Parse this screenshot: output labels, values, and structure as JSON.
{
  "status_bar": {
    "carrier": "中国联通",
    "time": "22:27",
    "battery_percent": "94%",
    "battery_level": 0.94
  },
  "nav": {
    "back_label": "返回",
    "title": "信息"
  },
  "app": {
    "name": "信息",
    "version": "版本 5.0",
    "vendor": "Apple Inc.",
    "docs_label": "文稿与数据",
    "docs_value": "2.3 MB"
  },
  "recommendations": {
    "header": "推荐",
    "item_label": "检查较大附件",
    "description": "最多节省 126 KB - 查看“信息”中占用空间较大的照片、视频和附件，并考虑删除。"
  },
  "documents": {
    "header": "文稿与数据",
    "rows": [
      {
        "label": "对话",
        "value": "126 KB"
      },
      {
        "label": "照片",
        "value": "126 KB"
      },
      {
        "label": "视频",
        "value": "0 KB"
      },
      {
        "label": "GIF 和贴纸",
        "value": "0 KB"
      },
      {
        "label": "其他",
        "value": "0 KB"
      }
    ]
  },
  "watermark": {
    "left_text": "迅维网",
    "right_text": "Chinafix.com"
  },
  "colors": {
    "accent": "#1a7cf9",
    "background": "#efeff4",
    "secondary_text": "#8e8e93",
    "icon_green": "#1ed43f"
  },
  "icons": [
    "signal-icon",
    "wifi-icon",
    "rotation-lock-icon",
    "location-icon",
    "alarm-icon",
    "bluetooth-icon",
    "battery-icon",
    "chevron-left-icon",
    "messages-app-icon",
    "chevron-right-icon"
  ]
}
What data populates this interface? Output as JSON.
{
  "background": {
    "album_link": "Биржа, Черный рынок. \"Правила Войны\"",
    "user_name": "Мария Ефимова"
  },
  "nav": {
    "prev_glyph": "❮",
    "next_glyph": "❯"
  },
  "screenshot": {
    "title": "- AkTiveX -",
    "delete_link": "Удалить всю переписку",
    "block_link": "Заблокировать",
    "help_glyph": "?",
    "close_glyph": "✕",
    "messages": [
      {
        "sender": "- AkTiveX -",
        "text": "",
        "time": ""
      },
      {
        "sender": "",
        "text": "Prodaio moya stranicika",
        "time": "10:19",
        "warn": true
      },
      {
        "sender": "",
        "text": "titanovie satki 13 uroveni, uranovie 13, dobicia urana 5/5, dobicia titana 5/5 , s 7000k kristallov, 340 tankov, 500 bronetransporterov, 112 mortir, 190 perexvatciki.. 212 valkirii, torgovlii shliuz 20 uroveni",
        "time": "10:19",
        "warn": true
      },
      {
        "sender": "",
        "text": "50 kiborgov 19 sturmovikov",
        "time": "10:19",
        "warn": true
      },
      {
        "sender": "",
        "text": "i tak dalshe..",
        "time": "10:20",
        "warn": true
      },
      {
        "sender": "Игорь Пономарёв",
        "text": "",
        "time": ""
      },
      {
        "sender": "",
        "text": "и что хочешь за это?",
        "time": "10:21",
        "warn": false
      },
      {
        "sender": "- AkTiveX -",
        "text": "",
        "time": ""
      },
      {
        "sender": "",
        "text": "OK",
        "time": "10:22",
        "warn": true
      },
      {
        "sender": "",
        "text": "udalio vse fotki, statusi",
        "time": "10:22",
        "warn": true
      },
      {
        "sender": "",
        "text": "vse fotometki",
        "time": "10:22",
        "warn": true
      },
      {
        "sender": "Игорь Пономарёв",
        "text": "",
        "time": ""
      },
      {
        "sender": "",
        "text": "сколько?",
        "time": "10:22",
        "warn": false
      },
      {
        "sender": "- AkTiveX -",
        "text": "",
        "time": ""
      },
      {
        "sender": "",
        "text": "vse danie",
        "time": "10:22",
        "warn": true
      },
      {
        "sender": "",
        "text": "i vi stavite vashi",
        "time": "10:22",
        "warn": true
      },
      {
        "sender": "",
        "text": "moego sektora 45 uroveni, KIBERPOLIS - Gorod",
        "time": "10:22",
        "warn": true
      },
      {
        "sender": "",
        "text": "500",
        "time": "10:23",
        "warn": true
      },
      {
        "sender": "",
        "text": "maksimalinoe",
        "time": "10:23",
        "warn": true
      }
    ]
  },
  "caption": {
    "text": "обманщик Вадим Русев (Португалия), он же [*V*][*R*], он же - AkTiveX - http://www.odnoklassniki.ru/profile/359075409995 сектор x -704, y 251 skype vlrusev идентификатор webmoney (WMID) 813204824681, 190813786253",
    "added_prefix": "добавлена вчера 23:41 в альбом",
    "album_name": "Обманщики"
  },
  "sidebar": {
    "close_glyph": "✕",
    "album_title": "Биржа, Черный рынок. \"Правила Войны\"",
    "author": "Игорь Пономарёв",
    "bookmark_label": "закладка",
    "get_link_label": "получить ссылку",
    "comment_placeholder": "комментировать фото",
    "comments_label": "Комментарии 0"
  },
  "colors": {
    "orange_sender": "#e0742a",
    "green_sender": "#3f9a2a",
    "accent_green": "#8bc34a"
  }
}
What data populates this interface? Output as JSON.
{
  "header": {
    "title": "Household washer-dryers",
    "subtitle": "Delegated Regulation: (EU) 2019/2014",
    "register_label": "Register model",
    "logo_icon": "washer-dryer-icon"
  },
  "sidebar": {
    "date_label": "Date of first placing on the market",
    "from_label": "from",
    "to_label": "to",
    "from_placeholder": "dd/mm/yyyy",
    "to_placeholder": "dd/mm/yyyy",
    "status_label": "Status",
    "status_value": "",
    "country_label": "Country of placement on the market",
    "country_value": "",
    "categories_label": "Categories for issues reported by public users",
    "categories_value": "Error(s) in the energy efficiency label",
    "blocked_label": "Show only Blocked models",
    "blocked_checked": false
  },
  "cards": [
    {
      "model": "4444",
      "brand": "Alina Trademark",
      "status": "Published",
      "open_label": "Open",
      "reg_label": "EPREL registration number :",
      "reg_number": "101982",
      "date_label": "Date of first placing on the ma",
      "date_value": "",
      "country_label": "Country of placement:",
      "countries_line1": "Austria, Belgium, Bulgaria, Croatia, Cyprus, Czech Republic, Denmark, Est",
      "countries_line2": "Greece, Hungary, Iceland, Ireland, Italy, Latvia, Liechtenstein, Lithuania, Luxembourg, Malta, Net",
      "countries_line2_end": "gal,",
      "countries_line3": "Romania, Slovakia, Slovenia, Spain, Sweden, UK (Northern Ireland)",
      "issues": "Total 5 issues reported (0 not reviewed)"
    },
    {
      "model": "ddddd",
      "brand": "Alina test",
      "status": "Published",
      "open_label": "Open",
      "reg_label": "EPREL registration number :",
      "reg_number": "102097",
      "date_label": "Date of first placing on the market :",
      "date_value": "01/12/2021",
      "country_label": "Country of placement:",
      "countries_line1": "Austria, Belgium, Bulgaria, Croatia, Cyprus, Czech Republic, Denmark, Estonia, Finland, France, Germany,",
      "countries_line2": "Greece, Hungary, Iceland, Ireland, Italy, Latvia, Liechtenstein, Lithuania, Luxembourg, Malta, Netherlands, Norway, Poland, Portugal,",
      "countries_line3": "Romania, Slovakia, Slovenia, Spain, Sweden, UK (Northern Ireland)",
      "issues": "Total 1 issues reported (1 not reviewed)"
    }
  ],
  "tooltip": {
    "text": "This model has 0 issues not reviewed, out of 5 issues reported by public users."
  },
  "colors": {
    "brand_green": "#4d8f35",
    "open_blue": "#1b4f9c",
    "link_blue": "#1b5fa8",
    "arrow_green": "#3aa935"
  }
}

========================================================================

THE TASK: Only the number is wanted: how many lines of the data contain the word "first"?

TASK SOLUTION: 3